### Input rows:
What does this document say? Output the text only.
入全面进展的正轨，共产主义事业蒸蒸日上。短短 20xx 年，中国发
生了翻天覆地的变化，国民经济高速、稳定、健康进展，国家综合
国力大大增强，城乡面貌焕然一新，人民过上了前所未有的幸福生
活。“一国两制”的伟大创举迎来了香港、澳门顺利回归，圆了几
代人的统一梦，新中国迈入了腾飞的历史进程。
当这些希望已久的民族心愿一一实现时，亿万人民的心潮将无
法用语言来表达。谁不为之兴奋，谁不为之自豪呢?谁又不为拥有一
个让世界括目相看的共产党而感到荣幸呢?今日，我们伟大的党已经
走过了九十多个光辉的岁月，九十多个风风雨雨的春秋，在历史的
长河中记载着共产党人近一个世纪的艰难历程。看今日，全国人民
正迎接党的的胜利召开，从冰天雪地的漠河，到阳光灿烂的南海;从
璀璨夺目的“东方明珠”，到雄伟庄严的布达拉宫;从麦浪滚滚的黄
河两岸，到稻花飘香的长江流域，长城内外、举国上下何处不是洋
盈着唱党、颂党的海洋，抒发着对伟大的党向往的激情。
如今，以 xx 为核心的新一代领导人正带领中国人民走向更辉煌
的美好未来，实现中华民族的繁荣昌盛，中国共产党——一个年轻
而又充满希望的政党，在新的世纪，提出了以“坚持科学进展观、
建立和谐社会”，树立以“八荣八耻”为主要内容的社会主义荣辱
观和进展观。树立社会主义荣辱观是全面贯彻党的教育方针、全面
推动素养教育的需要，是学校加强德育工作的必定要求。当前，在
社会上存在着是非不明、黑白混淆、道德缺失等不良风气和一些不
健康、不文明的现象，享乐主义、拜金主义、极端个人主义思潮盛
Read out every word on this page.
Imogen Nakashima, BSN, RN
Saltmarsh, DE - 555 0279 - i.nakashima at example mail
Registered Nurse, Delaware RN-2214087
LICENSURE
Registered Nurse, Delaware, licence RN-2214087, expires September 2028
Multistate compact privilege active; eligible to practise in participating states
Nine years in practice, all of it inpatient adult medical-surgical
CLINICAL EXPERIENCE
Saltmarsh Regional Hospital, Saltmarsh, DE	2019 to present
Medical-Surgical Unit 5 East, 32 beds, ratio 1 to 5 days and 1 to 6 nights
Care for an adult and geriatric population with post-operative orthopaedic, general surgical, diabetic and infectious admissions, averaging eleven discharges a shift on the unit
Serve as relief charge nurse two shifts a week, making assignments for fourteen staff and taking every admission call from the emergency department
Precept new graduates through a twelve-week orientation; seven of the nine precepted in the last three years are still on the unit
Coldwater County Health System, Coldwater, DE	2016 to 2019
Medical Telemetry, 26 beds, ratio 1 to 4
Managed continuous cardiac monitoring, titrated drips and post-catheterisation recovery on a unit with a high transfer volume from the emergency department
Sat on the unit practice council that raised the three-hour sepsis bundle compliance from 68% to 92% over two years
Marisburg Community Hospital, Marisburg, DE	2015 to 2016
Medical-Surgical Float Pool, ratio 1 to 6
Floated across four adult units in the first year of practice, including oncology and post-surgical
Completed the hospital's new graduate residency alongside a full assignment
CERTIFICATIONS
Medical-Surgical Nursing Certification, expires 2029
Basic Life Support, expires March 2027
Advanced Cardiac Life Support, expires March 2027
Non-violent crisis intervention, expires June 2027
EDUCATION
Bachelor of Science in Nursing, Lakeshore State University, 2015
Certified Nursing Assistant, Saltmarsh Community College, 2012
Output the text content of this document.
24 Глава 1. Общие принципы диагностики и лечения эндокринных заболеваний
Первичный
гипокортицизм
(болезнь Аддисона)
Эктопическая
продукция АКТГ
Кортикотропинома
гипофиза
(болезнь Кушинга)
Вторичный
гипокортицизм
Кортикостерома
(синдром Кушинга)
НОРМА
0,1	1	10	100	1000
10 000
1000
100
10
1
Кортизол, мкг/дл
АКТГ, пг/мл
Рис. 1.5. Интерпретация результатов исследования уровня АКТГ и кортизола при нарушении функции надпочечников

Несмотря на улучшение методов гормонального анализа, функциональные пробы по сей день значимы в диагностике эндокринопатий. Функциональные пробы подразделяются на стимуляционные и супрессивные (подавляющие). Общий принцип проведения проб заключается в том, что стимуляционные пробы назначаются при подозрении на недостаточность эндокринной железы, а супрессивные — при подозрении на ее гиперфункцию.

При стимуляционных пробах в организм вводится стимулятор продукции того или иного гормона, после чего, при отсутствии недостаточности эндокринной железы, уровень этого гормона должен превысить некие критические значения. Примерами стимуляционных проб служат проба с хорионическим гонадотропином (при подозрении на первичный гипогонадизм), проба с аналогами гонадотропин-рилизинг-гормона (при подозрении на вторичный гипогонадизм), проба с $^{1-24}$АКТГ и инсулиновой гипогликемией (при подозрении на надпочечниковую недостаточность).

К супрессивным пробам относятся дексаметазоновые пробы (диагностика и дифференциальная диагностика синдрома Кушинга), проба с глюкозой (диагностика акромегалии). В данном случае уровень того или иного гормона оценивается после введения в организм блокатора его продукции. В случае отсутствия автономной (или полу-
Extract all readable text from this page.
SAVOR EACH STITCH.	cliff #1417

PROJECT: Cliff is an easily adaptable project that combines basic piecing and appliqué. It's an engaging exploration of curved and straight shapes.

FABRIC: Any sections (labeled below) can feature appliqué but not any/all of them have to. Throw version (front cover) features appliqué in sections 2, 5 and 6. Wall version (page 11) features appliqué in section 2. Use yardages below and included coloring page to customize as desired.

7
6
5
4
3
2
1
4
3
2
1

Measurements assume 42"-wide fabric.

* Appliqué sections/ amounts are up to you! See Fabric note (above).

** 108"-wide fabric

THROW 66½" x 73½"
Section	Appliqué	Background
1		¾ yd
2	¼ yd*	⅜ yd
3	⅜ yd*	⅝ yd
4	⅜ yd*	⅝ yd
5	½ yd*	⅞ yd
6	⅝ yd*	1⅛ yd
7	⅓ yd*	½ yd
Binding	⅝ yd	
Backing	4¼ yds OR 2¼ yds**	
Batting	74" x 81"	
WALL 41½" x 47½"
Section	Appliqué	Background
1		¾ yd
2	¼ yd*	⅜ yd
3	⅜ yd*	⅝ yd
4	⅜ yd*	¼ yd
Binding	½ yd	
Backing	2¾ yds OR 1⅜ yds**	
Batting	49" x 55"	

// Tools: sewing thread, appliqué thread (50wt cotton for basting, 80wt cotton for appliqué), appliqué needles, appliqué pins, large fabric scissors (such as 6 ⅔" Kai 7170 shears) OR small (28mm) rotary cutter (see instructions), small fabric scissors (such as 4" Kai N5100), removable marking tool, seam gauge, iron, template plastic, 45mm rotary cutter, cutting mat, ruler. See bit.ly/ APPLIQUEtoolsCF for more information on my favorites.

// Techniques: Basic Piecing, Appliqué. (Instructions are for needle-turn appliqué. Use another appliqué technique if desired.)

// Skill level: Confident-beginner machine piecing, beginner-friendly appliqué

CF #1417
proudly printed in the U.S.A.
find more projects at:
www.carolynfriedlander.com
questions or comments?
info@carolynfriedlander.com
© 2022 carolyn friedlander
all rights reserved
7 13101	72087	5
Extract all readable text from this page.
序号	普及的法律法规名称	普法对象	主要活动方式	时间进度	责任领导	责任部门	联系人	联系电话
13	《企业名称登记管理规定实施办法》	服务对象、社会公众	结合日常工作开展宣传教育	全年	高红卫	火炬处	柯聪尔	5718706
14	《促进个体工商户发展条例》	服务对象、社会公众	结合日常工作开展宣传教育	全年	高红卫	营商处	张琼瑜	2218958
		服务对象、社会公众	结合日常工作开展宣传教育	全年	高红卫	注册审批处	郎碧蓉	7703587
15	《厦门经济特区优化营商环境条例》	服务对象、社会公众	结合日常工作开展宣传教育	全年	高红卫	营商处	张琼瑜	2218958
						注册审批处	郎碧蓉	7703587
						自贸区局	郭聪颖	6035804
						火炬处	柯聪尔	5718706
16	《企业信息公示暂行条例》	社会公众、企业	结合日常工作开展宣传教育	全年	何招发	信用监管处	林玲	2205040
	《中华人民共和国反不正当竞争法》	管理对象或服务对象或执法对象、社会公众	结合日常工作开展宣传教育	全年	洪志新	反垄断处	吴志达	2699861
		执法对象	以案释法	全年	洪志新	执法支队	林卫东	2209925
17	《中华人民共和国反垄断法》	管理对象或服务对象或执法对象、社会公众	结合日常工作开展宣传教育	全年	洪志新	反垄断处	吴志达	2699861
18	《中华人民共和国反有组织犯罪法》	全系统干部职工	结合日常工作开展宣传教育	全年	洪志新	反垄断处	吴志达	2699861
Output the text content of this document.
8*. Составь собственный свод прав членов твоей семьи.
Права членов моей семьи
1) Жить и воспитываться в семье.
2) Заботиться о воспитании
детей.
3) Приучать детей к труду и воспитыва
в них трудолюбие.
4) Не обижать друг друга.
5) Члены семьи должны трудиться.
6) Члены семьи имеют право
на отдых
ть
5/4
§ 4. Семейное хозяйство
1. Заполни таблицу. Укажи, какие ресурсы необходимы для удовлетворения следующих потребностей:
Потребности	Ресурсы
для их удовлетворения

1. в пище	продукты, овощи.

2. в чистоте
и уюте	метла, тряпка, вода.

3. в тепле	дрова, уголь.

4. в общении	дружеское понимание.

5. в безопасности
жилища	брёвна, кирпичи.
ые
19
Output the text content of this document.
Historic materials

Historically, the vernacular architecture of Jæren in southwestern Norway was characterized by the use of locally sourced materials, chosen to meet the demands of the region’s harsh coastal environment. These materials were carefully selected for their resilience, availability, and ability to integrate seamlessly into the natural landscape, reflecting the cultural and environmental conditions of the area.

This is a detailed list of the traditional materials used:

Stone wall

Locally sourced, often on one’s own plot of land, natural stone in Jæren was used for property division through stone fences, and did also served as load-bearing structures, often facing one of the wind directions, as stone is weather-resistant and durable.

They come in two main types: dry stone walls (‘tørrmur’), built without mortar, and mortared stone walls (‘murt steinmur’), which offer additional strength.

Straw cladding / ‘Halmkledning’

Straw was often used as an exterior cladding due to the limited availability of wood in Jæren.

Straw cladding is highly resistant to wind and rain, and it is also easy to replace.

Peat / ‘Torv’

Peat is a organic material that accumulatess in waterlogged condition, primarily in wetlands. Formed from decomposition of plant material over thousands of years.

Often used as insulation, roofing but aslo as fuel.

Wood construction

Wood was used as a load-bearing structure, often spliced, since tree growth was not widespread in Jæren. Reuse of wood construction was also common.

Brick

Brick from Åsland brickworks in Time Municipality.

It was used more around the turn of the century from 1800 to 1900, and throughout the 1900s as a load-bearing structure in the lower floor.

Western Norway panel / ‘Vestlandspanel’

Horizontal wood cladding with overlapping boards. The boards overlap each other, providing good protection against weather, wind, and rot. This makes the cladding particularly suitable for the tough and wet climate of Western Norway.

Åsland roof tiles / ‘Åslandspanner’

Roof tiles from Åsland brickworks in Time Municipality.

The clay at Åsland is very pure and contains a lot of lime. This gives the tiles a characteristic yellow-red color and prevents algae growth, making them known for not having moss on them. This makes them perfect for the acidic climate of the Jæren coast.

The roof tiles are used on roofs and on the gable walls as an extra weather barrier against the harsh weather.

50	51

### Exercise goal:
Copy all lines from the listing that contain "tiles".

### Result of this exercise:
Åsland roof tiles / ‘Åslandspanner’
Roof tiles from Åsland brickworks in Time Municipality.
The clay at Åsland is very pure and contains a lot of lime. This gives the tiles a characteristic yellow-red color and prevents algae growth, making them known for not having moss on them. This makes them perfect for the acidic climate of the Jæren coast.
The roof tiles are used on roofs and on the gable walls as an extra weather barrier against the harsh weather.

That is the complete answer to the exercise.